BEGIN
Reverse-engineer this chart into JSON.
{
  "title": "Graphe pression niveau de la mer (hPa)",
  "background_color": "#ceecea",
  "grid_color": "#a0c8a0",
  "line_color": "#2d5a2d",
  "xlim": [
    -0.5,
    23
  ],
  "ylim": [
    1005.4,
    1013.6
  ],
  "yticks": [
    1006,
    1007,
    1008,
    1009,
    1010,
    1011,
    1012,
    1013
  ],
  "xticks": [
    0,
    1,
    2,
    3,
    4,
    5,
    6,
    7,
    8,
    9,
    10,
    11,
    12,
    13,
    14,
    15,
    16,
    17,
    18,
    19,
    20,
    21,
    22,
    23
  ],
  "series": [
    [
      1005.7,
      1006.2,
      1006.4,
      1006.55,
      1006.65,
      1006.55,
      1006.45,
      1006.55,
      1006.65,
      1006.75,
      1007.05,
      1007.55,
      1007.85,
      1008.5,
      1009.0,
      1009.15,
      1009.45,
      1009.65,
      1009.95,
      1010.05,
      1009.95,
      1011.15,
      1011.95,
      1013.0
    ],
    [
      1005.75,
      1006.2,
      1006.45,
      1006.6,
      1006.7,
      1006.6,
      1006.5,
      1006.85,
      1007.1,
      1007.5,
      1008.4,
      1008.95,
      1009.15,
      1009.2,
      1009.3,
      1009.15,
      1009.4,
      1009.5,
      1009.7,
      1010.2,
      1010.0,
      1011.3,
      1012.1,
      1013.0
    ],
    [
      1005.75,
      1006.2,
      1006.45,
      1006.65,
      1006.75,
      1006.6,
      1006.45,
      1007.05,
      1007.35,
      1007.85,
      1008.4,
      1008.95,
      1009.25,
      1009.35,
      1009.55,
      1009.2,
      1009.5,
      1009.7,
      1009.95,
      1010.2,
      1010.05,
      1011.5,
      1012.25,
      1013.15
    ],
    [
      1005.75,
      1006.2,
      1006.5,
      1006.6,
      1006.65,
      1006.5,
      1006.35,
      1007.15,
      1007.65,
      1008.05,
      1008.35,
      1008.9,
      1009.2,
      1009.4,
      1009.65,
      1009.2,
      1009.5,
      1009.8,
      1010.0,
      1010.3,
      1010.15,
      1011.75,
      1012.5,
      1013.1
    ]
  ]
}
END
→ **Job**
Transcribe each entry exactly.

→ **Solution to this exercise**
Reverse-engineer this chart into JSON.
{
  "title": "Graphe pression niveau de la mer (hPa)",
  "background_color": "#ceecea",
  "grid_color": "#a0c8a0",
  "line_color": "#2d5a2d",
  "xlim": [
    -0.5,
    23
  ],
  "ylim": [
    1005.4,
    1013.6
  ],
  "yticks": [
    1006,
    1007,
    1008,
    1009,
    1010,
    1011,
    1012,
    1013
  ],
  "xticks": [
    0,
    1,
    2,
    3,
    4,
    5,
    6,
    7,
    8,
    9,
    10,
    11,
    12,
    13,
    14,
    15,
    16,
    17,
    18,
    19,
    20,
    21,
    22,
    23
  ],
  "series": [
    [
      1005.7,
      1006.2,
      1006.4,
      1006.55,
      1006.65,
      1006.55,
      1006.45,
      1006.55,
      1006.65,
      1006.75,
      1007.05,
      1007.55,
      1007.85,
      1008.5,
      1009.0,
      1009.15,
      1009.45,
      1009.65,
      1009.95,
      1010.05,
      1009.95,
      1011.15,
      1011.95,
      1013.0
    ],
    [
      1005.75,
      1006.2,
      1006.45,
      1006.6,
      1006.7,
      1006.6,
      1006.5,
      1006.85,
      1007.1,
      1007.5,
      1008.4,
      1008.95,
      1009.15,
      1009.2,
      1009.3,
      1009.15,
      1009.4,
      1009.5,
      1009.7,
      1010.2,
      1010.0,
      1011.3,
      1012.1,
      1013.0
    ],
    [
      1005.75,
      1006.2,
      1006.45,
      1006.65,
      1006.75,
      1006.6,
      1006.45,
      1007.05,
      1007.35,
      1007.85,
      1008.4,
      1008.95,
      1009.25,
      1009.35,
      1009.55,
      1009.2,
      1009.5,
      1009.7,
      1009.95,
      1010.2,
      1010.05,
      1011.5,
      1012.25,
      1013.15
    ],
    [
      1005.75,
      1006.2,
      1006.5,
      1006.6,
      1006.65,
      1006.5,
      1006.35,
      1007.15,
      1007.65,
      1008.05,
      1008.35,
      1008.9,
      1009.2,
      1009.4,
      1009.65,
      1009.2,
      1009.5,
      1009.8,
      1010.0,
      1010.3,
      1010.15,
      1011.75,
      1012.5,
      1013.1
    ]
  ]
}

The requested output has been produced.